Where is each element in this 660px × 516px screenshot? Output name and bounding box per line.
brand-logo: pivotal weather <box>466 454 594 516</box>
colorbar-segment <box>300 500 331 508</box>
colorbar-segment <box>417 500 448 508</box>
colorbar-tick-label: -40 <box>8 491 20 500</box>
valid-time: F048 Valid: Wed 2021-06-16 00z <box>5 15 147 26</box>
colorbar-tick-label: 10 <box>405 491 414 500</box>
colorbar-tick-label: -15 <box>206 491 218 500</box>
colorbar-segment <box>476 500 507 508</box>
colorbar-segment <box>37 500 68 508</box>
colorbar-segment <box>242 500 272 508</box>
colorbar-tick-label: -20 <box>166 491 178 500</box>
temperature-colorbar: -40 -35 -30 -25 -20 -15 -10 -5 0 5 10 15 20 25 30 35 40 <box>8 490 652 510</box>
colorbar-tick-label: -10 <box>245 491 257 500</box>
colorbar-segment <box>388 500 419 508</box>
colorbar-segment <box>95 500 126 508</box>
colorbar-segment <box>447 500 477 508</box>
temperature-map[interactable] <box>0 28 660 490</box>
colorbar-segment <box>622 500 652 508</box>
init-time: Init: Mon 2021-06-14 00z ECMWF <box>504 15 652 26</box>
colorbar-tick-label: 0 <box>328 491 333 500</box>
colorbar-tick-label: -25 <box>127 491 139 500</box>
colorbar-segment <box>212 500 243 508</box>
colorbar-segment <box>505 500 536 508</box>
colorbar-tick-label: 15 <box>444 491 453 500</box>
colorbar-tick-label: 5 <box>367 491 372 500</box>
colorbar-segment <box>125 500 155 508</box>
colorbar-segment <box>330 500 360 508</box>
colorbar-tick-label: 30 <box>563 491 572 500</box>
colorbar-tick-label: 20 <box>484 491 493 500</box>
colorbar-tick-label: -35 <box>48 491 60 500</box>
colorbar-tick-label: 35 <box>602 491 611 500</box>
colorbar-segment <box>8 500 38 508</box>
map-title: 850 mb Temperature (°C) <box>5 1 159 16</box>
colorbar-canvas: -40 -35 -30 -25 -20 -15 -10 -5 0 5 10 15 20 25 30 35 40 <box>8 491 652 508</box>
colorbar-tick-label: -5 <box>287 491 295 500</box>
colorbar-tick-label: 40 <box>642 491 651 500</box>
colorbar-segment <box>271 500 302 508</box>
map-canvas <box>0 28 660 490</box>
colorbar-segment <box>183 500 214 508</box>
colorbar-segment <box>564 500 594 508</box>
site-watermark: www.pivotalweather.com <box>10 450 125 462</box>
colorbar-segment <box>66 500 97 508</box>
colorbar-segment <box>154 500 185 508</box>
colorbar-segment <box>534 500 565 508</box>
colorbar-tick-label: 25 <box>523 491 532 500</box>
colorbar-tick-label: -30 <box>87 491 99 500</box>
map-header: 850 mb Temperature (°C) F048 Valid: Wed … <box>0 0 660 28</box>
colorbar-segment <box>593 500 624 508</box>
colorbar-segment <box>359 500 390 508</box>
—————
## Postawione zadanie
Przepisz dosłownie wszystkie powyższe wpisy, wiersz po wierszu, bez żadnych zmian.

## Odpowiedź
Where is each element in this 660px × 516px screenshot? Output name and bounding box per line.
brand-logo: pivotal weather <box>466 454 594 516</box>
colorbar-segment <box>300 500 331 508</box>
colorbar-segment <box>417 500 448 508</box>
colorbar-tick-label: -40 <box>8 491 20 500</box>
valid-time: F048 Valid: Wed 2021-06-16 00z <box>5 15 147 26</box>
colorbar-tick-label: 10 <box>405 491 414 500</box>
colorbar-tick-label: -15 <box>206 491 218 500</box>
colorbar-segment <box>476 500 507 508</box>
colorbar-segment <box>37 500 68 508</box>
colorbar-segment <box>242 500 272 508</box>
colorbar-tick-label: -20 <box>166 491 178 500</box>
temperature-colorbar: -40 -35 -30 -25 -20 -15 -10 -5 0 5 10 15 20 25 30 35 40 <box>8 490 652 510</box>
colorbar-tick-label: -10 <box>245 491 257 500</box>
colorbar-segment <box>388 500 419 508</box>
colorbar-segment <box>95 500 126 508</box>
colorbar-segment <box>447 500 477 508</box>
temperature-map[interactable] <box>0 28 660 490</box>
colorbar-segment <box>622 500 652 508</box>
init-time: Init: Mon 2021-06-14 00z ECMWF <box>504 15 652 26</box>
colorbar-tick-label: 0 <box>328 491 333 500</box>
colorbar-tick-label: -25 <box>127 491 139 500</box>
colorbar-segment <box>212 500 243 508</box>
colorbar-segment <box>505 500 536 508</box>
colorbar-tick-label: 15 <box>444 491 453 500</box>
colorbar-tick-label: 5 <box>367 491 372 500</box>
colorbar-segment <box>125 500 155 508</box>
colorbar-segment <box>330 500 360 508</box>
colorbar-tick-label: 30 <box>563 491 572 500</box>
colorbar-tick-label: 20 <box>484 491 493 500</box>
colorbar-tick-label: -35 <box>48 491 60 500</box>
colorbar-tick-label: 35 <box>602 491 611 500</box>
colorbar-segment <box>8 500 38 508</box>
map-title: 850 mb Temperature (°C) <box>5 1 159 16</box>
colorbar-canvas: -40 -35 -30 -25 -20 -15 -10 -5 0 5 10 15 20 25 30 35 40 <box>8 491 652 508</box>
colorbar-tick-label: -5 <box>287 491 295 500</box>
colorbar-tick-label: 40 <box>642 491 651 500</box>
colorbar-segment <box>271 500 302 508</box>
map-canvas <box>0 28 660 490</box>
colorbar-segment <box>183 500 214 508</box>
colorbar-segment <box>564 500 594 508</box>
site-watermark: www.pivotalweather.com <box>10 450 125 462</box>
colorbar-segment <box>66 500 97 508</box>
colorbar-segment <box>154 500 185 508</box>
colorbar-segment <box>534 500 565 508</box>
colorbar-tick-label: 25 <box>523 491 532 500</box>
colorbar-tick-label: -30 <box>87 491 99 500</box>
map-header: 850 mb Temperature (°C) F048 Valid: Wed … <box>0 0 660 28</box>
colorbar-segment <box>593 500 624 508</box>
colorbar-segment <box>359 500 390 508</box>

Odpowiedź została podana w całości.